-- start --

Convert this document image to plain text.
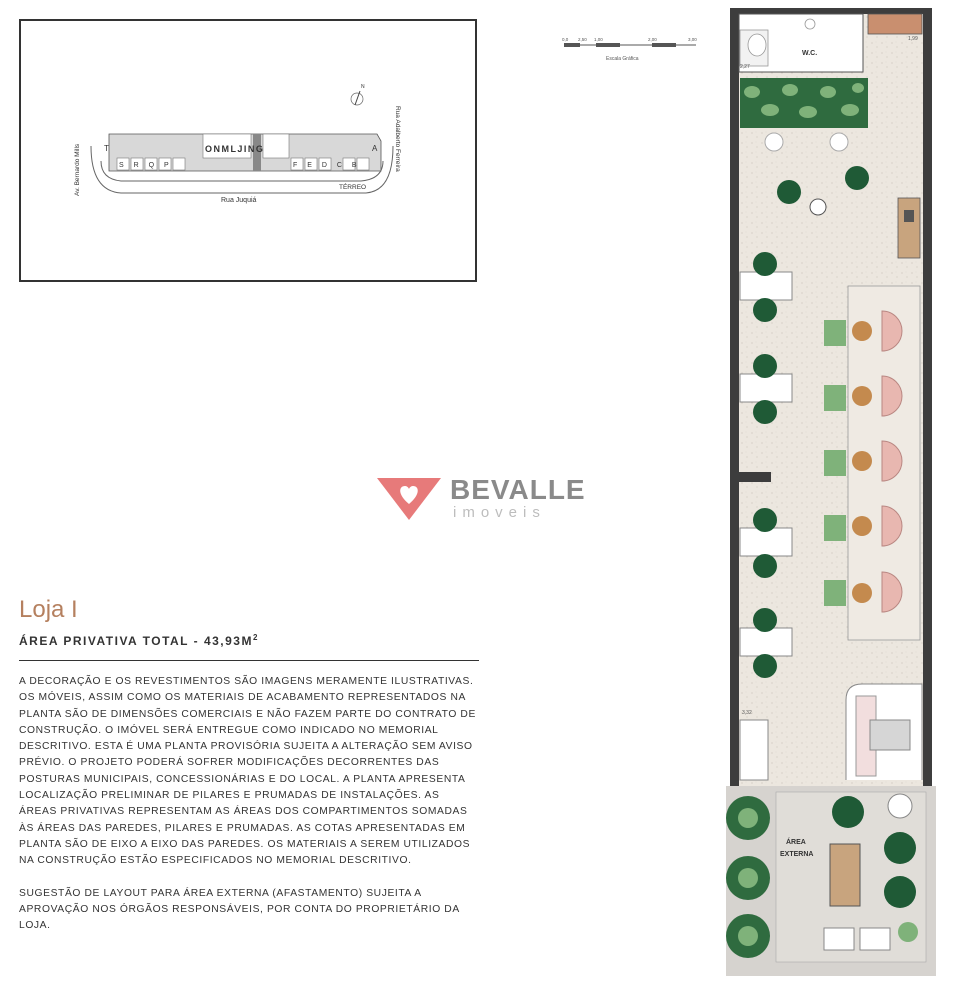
T	A
O N M L J I N G
S R Q P	F E D C B
TÉRREO
Rua Juquiá
Av. Bernardo Mills	Rua Adalberto Ferreira
N
0,0 2,50 1,00	2,00	3,00
Escala Gráfica
BEVALLE
imoveis
Loja I
ÁREA PRIVATIVA TOTAL - $43,93M^2$

A DECORAÇÃO E OS REVESTIMENTOS SÃO IMAGENS MERAMENTE ILUSTRATIVAS. OS MÓVEIS, ASSIM COMO OS MATERIAIS DE ACABAMENTO REPRESENTADOS NA PLANTA SÃO DE DIMENSÕES COMERCIAIS E NÃO FAZEM PARTE DO CONTRATO DE CONSTRUÇÃO. O IMÓVEL SERÁ ENTREGUE COMO INDICADO NO MEMORIAL DESCRITIVO. ESTA É UMA PLANTA PROVISÓRIA SUJEITA A ALTERAÇÃO SEM AVISO PRÉVIO. O PROJETO PODERÁ SOFRER MODIFICAÇÕES DECORRENTES DAS POSTURAS MUNICIPAIS, CONCESSIONÁRIAS E DO LOCAL. A PLANTA APRESENTA LOCALIZAÇÃO PRELIMINAR DE PILARES E PRUMADAS DE INSTALAÇÕES. AS ÁREAS PRIVATIVAS REPRESENTAM AS ÁREAS DOS COMPARTIMENTOS SOMADAS ÀS ÁREAS DAS PAREDES, PILARES E PRUMADAS. AS COTAS APRESENTADAS EM PLANTA SÃO DE EIXO A EIXO DAS PAREDES. OS MATERIAIS A SEREM UTILIZADOS NA CONSTRUÇÃO ESTÃO ESPECIFICADOS NO MEMORIAL DESCRITIVO.

SUGESTÃO DE LAYOUT PARA ÁREA EXTERNA (AFASTAMENTO) SUJEITA A APROVAÇÃO NOS ÓRGÃOS RESPONSÁVEIS, POR CONTA DO PROPRIETÁRIO DA LOJA.

W.C.
2,27
1,99
3,32
ÁREA
EXTERNA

-- end --

Reproduce the entries above without change, omitting all pictures.

▶ _Final result_:
Convert this document image to plain text.
T	A
O N M L J I N G
S R Q P	F E D C B
TÉRREO
Rua Juquiá
Av. Bernardo Mills	Rua Adalberto Ferreira
N
0,0 2,50 1,00	2,00	3,00
Escala Gráfica
BEVALLE
imoveis
Loja I
ÁREA PRIVATIVA TOTAL - $43,93M^2$

A DECORAÇÃO E OS REVESTIMENTOS SÃO IMAGENS MERAMENTE ILUSTRATIVAS. OS MÓVEIS, ASSIM COMO OS MATERIAIS DE ACABAMENTO REPRESENTADOS NA PLANTA SÃO DE DIMENSÕES COMERCIAIS E NÃO FAZEM PARTE DO CONTRATO DE CONSTRUÇÃO. O IMÓVEL SERÁ ENTREGUE COMO INDICADO NO MEMORIAL DESCRITIVO. ESTA É UMA PLANTA PROVISÓRIA SUJEITA A ALTERAÇÃO SEM AVISO PRÉVIO. O PROJETO PODERÁ SOFRER MODIFICAÇÕES DECORRENTES DAS POSTURAS MUNICIPAIS, CONCESSIONÁRIAS E DO LOCAL. A PLANTA APRESENTA LOCALIZAÇÃO PRELIMINAR DE PILARES E PRUMADAS DE INSTALAÇÕES. AS ÁREAS PRIVATIVAS REPRESENTAM AS ÁREAS DOS COMPARTIMENTOS SOMADAS ÀS ÁREAS DAS PAREDES, PILARES E PRUMADAS. AS COTAS APRESENTADAS EM PLANTA SÃO DE EIXO A EIXO DAS PAREDES. OS MATERIAIS A SEREM UTILIZADOS NA CONSTRUÇÃO ESTÃO ESPECIFICADOS NO MEMORIAL DESCRITIVO.

SUGESTÃO DE LAYOUT PARA ÁREA EXTERNA (AFASTAMENTO) SUJEITA A APROVAÇÃO NOS ÓRGÃOS RESPONSÁVEIS, POR CONTA DO PROPRIETÁRIO DA LOJA.

W.C.
2,27
1,99
3,32
ÁREA
EXTERNA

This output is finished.